▶ JOB
"name" appears in how many lines of the entries? State only the number.

▶ Dataset rows about figures
------------------------------------

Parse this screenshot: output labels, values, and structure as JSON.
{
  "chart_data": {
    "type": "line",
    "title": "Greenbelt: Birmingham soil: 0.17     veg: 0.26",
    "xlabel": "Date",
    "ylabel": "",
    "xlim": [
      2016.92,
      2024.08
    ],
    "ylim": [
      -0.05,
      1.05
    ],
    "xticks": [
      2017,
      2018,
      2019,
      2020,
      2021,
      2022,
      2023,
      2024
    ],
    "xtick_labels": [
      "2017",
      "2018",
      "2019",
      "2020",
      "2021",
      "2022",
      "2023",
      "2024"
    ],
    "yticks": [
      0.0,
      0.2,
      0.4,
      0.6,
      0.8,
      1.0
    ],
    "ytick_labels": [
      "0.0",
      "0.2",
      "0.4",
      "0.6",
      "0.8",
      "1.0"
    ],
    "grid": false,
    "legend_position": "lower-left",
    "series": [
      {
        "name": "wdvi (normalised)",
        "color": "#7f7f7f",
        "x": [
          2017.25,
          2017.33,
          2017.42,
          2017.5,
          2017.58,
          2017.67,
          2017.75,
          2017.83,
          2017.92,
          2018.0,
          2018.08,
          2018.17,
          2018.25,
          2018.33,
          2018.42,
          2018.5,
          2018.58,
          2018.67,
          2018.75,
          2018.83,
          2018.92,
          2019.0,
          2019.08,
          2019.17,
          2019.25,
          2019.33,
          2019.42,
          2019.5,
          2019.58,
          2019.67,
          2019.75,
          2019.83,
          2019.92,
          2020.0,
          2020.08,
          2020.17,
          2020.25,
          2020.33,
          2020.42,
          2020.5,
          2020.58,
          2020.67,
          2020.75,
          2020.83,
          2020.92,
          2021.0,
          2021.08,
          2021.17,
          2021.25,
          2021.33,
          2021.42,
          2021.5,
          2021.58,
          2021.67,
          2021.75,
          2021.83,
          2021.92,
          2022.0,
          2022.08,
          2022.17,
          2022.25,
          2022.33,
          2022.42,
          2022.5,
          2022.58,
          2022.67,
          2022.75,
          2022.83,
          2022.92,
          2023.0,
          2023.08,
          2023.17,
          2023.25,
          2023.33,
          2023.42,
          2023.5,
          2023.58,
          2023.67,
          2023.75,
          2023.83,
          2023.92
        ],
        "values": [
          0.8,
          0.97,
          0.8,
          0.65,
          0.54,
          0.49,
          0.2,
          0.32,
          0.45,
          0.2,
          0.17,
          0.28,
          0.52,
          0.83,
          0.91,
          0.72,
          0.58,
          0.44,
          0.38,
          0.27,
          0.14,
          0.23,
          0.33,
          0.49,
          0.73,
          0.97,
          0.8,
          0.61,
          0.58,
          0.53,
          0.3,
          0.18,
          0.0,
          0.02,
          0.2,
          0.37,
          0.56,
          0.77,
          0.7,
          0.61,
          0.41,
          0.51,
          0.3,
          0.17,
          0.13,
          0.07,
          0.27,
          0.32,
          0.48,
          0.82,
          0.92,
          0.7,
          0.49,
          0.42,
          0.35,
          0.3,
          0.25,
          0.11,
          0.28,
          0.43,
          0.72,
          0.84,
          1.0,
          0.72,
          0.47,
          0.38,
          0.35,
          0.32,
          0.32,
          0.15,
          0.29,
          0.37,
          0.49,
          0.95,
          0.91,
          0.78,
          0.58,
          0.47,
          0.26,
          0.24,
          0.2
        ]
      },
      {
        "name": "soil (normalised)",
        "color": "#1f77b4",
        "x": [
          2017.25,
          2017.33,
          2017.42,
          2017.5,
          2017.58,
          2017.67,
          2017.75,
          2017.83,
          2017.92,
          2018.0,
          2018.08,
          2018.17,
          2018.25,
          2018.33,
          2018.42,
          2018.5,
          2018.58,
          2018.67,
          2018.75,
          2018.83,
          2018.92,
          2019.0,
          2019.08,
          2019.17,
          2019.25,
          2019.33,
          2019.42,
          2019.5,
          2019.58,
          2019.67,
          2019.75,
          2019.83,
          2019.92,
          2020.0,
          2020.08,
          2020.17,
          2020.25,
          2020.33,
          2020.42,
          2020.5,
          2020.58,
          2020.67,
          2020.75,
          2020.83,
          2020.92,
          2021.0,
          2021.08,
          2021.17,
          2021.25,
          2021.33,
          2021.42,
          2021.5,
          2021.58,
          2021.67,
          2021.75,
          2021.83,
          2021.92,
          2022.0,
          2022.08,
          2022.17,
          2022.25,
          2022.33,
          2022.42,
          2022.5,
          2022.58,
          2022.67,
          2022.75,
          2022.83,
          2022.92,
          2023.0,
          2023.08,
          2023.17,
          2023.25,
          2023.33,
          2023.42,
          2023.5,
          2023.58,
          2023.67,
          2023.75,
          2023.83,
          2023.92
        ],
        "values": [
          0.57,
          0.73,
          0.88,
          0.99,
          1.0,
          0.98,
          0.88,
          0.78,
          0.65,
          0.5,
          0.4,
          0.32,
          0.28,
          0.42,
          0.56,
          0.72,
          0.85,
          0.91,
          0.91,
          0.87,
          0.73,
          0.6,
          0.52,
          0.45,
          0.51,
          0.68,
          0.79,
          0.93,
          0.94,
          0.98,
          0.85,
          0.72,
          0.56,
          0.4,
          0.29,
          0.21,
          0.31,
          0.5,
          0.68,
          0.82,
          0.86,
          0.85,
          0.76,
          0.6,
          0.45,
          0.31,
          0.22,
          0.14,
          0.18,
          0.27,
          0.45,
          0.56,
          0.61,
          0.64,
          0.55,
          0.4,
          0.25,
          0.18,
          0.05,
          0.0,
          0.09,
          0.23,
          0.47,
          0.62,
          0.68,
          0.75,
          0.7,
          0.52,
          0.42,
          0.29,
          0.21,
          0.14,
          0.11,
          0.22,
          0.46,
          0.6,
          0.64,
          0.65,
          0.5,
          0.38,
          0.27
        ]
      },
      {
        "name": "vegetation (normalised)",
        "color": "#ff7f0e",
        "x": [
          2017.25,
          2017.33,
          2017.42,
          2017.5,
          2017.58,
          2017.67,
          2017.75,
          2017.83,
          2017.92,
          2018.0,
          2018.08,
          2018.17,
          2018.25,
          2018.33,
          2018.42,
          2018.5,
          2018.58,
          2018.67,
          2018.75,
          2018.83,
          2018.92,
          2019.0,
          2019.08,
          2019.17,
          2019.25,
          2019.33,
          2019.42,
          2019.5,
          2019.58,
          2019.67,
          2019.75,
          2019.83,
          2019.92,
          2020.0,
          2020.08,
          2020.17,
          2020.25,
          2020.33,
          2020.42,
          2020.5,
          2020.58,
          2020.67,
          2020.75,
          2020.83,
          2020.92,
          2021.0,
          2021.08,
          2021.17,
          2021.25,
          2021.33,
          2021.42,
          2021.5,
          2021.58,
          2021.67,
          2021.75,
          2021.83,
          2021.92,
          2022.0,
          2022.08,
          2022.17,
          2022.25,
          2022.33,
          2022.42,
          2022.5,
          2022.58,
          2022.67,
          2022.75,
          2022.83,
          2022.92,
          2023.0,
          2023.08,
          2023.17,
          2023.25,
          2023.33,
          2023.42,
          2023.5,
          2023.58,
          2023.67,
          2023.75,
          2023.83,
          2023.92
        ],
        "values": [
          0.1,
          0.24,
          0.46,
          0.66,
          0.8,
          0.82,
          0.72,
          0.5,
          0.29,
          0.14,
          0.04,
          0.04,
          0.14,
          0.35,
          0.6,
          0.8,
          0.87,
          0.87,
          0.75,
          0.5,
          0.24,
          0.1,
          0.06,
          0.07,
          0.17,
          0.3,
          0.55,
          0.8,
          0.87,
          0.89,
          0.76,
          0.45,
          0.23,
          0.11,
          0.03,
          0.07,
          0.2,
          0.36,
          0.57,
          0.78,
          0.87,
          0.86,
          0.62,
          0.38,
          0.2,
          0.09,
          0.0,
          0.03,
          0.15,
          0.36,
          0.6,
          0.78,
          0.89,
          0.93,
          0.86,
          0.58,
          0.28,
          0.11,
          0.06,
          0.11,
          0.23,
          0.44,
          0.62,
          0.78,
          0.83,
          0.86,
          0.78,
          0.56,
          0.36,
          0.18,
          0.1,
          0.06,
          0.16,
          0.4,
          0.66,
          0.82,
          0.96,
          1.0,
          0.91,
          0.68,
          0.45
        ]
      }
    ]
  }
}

------------------------------------

▶ TASK OUTPUT
3